**Description of the task:** Each record below is to be reproduced without any change.

**Records supplied:**
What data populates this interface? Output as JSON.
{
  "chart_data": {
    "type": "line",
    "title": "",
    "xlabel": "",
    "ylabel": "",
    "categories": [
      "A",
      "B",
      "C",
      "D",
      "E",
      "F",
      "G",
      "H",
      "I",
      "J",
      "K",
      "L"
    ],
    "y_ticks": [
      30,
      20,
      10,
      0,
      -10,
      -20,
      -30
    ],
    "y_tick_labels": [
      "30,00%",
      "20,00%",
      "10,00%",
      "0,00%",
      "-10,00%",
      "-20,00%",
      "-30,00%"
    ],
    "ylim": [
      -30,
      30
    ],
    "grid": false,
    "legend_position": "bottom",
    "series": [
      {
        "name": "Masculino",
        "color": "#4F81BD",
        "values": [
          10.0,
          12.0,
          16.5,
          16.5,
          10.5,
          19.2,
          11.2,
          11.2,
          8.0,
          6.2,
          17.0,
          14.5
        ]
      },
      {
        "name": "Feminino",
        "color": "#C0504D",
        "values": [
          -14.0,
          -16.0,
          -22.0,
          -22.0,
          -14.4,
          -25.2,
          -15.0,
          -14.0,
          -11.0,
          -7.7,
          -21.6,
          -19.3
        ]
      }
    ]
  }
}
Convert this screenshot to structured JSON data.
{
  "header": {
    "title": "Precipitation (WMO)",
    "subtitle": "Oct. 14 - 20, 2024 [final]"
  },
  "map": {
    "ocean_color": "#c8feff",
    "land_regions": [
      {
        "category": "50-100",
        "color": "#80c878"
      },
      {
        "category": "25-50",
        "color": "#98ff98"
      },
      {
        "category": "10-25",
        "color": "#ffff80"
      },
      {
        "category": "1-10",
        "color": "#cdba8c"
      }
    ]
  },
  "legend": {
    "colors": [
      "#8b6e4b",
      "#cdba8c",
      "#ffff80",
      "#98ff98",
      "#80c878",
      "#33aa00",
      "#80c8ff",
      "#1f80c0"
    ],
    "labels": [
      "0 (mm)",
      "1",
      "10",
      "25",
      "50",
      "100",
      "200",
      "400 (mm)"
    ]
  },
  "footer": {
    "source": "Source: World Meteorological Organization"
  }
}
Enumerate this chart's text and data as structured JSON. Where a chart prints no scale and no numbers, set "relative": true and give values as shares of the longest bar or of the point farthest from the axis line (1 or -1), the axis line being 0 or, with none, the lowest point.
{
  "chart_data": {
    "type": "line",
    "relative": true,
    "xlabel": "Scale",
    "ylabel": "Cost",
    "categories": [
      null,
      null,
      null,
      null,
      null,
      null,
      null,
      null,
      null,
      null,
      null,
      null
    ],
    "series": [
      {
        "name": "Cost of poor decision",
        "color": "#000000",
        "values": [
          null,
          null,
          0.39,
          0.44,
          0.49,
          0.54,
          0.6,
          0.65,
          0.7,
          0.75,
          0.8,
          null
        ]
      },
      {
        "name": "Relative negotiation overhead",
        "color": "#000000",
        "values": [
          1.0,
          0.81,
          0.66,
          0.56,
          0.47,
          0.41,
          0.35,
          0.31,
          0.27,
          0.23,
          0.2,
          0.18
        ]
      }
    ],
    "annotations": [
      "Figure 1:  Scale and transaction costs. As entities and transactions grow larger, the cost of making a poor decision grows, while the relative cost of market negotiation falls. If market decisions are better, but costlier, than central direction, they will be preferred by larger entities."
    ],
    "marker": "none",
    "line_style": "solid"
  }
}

**Output of the exercise:**
What data populates this interface? Output as JSON.
{
  "chart_data": {
    "type": "line",
    "title": "",
    "xlabel": "",
    "ylabel": "",
    "categories": [
      "A",
      "B",
      "C",
      "D",
      "E",
      "F",
      "G",
      "H",
      "I",
      "J",
      "K",
      "L"
    ],
    "y_ticks": [
      30,
      20,
      10,
      0,
      -10,
      -20,
      -30
    ],
    "y_tick_labels": [
      "30,00%",
      "20,00%",
      "10,00%",
      "0,00%",
      "-10,00%",
      "-20,00%",
      "-30,00%"
    ],
    "ylim": [
      -30,
      30
    ],
    "grid": false,
    "legend_position": "bottom",
    "series": [
      {
        "name": "Masculino",
        "color": "#4F81BD",
        "values": [
          10.0,
          12.0,
          16.5,
          16.5,
          10.5,
          19.2,
          11.2,
          11.2,
          8.0,
          6.2,
          17.0,
          14.5
        ]
      },
      {
        "name": "Feminino",
        "color": "#C0504D",
        "values": [
          -14.0,
          -16.0,
          -22.0,
          -22.0,
          -14.4,
          -25.2,
          -15.0,
          -14.0,
          -11.0,
          -7.7,
          -21.6,
          -19.3
        ]
      }
    ]
  }
}
Convert this screenshot to structured JSON data.
{
  "header": {
    "title": "Precipitation (WMO)",
    "subtitle": "Oct. 14 - 20, 2024 [final]"
  },
  "map": {
    "ocean_color": "#c8feff",
    "land_regions": [
      {
        "category": "50-100",
        "color": "#80c878"
      },
      {
        "category": "25-50",
        "color": "#98ff98"
      },
      {
        "category": "10-25",
        "color": "#ffff80"
      },
      {
        "category": "1-10",
        "color": "#cdba8c"
      }
    ]
  },
  "legend": {
    "colors": [
      "#8b6e4b",
      "#cdba8c",
      "#ffff80",
      "#98ff98",
      "#80c878",
      "#33aa00",
      "#80c8ff",
      "#1f80c0"
    ],
    "labels": [
      "0 (mm)",
      "1",
      "10",
      "25",
      "50",
      "100",
      "200",
      "400 (mm)"
    ]
  },
  "footer": {
    "source": "Source: World Meteorological Organization"
  }
}
Enumerate this chart's text and data as structured JSON. Where a chart prints no scale and no numbers, set "relative": true and give values as shares of the longest bar or of the point farthest from the axis line (1 or -1), the axis line being 0 or, with none, the lowest point.
{
  "chart_data": {
    "type": "line",
    "relative": true,
    "xlabel": "Scale",
    "ylabel": "Cost",
    "categories": [
      null,
      null,
      null,
      null,
      null,
      null,
      null,
      null,
      null,
      null,
      null,
      null
    ],
    "series": [
      {
        "name": "Cost of poor decision",
        "color": "#000000",
        "values": [
          null,
          null,
          0.39,
          0.44,
          0.49,
          0.54,
          0.6,
          0.65,
          0.7,
          0.75,
          0.8,
          null
        ]
      },
      {
        "name": "Relative negotiation overhead",
        "color": "#000000",
        "values": [
          1.0,
          0.81,
          0.66,
          0.56,
          0.47,
          0.41,
          0.35,
          0.31,
          0.27,
          0.23,
          0.2,
          0.18
        ]
      }
    ],
    "annotations": [
      "Figure 1:  Scale and transaction costs. As entities and transactions grow larger, the cost of making a poor decision grows, while the relative cost of market negotiation falls. If market decisions are better, but costlier, than central direction, they will be preferred by larger entities."
    ],
    "marker": "none",
    "line_style": "solid"
  }
}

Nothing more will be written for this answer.